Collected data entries
* * *

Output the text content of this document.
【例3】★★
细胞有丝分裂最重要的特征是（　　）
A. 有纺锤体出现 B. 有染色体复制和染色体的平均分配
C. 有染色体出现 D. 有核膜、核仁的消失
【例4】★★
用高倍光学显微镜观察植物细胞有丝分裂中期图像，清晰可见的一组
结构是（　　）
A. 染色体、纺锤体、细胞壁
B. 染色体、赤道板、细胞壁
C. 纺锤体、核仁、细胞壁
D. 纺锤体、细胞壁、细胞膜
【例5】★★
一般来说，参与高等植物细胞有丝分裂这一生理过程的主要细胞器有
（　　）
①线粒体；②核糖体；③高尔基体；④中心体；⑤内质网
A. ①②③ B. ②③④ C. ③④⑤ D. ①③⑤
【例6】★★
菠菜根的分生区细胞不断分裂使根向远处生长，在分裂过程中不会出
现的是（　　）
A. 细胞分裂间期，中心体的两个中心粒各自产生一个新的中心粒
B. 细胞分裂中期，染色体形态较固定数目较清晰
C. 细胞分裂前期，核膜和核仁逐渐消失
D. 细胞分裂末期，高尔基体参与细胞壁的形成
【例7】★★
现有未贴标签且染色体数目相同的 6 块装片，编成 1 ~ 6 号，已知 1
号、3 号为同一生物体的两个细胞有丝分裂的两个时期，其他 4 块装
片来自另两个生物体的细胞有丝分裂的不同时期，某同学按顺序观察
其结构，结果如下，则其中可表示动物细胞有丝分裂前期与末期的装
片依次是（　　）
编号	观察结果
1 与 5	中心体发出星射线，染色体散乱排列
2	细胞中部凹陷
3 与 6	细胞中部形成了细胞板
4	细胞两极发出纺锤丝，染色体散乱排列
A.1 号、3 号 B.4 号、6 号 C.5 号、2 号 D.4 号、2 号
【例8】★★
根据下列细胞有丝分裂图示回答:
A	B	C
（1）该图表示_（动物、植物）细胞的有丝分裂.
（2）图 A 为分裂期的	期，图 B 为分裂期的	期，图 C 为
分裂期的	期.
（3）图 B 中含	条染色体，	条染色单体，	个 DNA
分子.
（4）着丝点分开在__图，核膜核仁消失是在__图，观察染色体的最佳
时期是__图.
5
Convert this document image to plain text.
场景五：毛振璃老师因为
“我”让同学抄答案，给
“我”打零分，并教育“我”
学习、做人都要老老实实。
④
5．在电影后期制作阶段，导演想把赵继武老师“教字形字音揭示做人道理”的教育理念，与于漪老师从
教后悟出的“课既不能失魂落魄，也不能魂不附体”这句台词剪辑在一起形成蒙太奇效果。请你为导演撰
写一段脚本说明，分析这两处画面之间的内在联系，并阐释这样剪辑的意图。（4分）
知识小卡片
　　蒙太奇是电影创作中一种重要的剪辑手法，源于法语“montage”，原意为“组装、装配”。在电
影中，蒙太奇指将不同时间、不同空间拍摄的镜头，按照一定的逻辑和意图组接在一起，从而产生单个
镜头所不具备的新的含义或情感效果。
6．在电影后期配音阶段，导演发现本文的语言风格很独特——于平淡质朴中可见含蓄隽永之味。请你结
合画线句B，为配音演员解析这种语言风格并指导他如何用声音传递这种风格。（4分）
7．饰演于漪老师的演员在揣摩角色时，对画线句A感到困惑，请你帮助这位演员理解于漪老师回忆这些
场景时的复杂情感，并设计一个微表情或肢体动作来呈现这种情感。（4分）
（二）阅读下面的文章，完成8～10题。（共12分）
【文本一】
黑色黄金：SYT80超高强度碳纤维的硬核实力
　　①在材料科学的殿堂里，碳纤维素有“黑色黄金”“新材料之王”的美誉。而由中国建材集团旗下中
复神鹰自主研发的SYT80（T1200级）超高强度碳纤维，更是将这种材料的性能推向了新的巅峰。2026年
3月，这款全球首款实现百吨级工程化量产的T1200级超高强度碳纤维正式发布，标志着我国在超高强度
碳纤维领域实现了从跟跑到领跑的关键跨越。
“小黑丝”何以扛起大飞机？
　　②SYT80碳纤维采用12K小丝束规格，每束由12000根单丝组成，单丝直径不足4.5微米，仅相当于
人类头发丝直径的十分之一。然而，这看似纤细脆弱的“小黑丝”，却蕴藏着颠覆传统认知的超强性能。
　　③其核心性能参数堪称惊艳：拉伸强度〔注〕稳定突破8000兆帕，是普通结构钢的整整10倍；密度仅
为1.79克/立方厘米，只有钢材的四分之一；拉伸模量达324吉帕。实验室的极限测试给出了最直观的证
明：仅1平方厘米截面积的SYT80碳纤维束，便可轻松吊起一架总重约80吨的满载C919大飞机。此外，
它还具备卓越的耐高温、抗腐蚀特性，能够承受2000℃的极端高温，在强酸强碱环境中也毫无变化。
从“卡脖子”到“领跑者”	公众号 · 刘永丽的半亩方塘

* * *

● **Goal**
Copy out each record, keeping every word as it is.

● **Exercise answer**
Output the text content of this document.
【例3】★★
细胞有丝分裂最重要的特征是（　　）
A. 有纺锤体出现 B. 有染色体复制和染色体的平均分配
C. 有染色体出现 D. 有核膜、核仁的消失
【例4】★★
用高倍光学显微镜观察植物细胞有丝分裂中期图像，清晰可见的一组
结构是（　　）
A. 染色体、纺锤体、细胞壁
B. 染色体、赤道板、细胞壁
C. 纺锤体、核仁、细胞壁
D. 纺锤体、细胞壁、细胞膜
【例5】★★
一般来说，参与高等植物细胞有丝分裂这一生理过程的主要细胞器有
（　　）
①线粒体；②核糖体；③高尔基体；④中心体；⑤内质网
A. ①②③ B. ②③④ C. ③④⑤ D. ①③⑤
【例6】★★
菠菜根的分生区细胞不断分裂使根向远处生长，在分裂过程中不会出
现的是（　　）
A. 细胞分裂间期，中心体的两个中心粒各自产生一个新的中心粒
B. 细胞分裂中期，染色体形态较固定数目较清晰
C. 细胞分裂前期，核膜和核仁逐渐消失
D. 细胞分裂末期，高尔基体参与细胞壁的形成
【例7】★★
现有未贴标签且染色体数目相同的 6 块装片，编成 1 ~ 6 号，已知 1
号、3 号为同一生物体的两个细胞有丝分裂的两个时期，其他 4 块装
片来自另两个生物体的细胞有丝分裂的不同时期，某同学按顺序观察
其结构，结果如下，则其中可表示动物细胞有丝分裂前期与末期的装
片依次是（　　）
编号	观察结果
1 与 5	中心体发出星射线，染色体散乱排列
2	细胞中部凹陷
3 与 6	细胞中部形成了细胞板
4	细胞两极发出纺锤丝，染色体散乱排列
A.1 号、3 号 B.4 号、6 号 C.5 号、2 号 D.4 号、2 号
【例8】★★
根据下列细胞有丝分裂图示回答:
A	B	C
（1）该图表示_（动物、植物）细胞的有丝分裂.
（2）图 A 为分裂期的	期，图 B 为分裂期的	期，图 C 为
分裂期的	期.
（3）图 B 中含	条染色体，	条染色单体，	个 DNA
分子.
（4）着丝点分开在__图，核膜核仁消失是在__图，观察染色体的最佳
时期是__图.
5
Convert this document image to plain text.
场景五：毛振璃老师因为
“我”让同学抄答案，给
“我”打零分，并教育“我”
学习、做人都要老老实实。
④
5．在电影后期制作阶段，导演想把赵继武老师“教字形字音揭示做人道理”的教育理念，与于漪老师从
教后悟出的“课既不能失魂落魄，也不能魂不附体”这句台词剪辑在一起形成蒙太奇效果。请你为导演撰
写一段脚本说明，分析这两处画面之间的内在联系，并阐释这样剪辑的意图。（4分）
知识小卡片
　　蒙太奇是电影创作中一种重要的剪辑手法，源于法语“montage”，原意为“组装、装配”。在电
影中，蒙太奇指将不同时间、不同空间拍摄的镜头，按照一定的逻辑和意图组接在一起，从而产生单个
镜头所不具备的新的含义或情感效果。
6．在电影后期配音阶段，导演发现本文的语言风格很独特——于平淡质朴中可见含蓄隽永之味。请你结
合画线句B，为配音演员解析这种语言风格并指导他如何用声音传递这种风格。（4分）
7．饰演于漪老师的演员在揣摩角色时，对画线句A感到困惑，请你帮助这位演员理解于漪老师回忆这些
场景时的复杂情感，并设计一个微表情或肢体动作来呈现这种情感。（4分）
（二）阅读下面的文章，完成8～10题。（共12分）
【文本一】
黑色黄金：SYT80超高强度碳纤维的硬核实力
　　①在材料科学的殿堂里，碳纤维素有“黑色黄金”“新材料之王”的美誉。而由中国建材集团旗下中
复神鹰自主研发的SYT80（T1200级）超高强度碳纤维，更是将这种材料的性能推向了新的巅峰。2026年
3月，这款全球首款实现百吨级工程化量产的T1200级超高强度碳纤维正式发布，标志着我国在超高强度
碳纤维领域实现了从跟跑到领跑的关键跨越。
“小黑丝”何以扛起大飞机？
　　②SYT80碳纤维采用12K小丝束规格，每束由12000根单丝组成，单丝直径不足4.5微米，仅相当于
人类头发丝直径的十分之一。然而，这看似纤细脆弱的“小黑丝”，却蕴藏着颠覆传统认知的超强性能。
　　③其核心性能参数堪称惊艳：拉伸强度〔注〕稳定突破8000兆帕，是普通结构钢的整整10倍；密度仅
为1.79克/立方厘米，只有钢材的四分之一；拉伸模量达324吉帕。实验室的极限测试给出了最直观的证
明：仅1平方厘米截面积的SYT80碳纤维束，便可轻松吊起一架总重约80吨的满载C919大飞机。此外，
它还具备卓越的耐高温、抗腐蚀特性，能够承受2000℃的极端高温，在强酸强碱环境中也毫无变化。
从“卡脖子”到“领跑者”	公众号 · 刘永丽的半亩方塘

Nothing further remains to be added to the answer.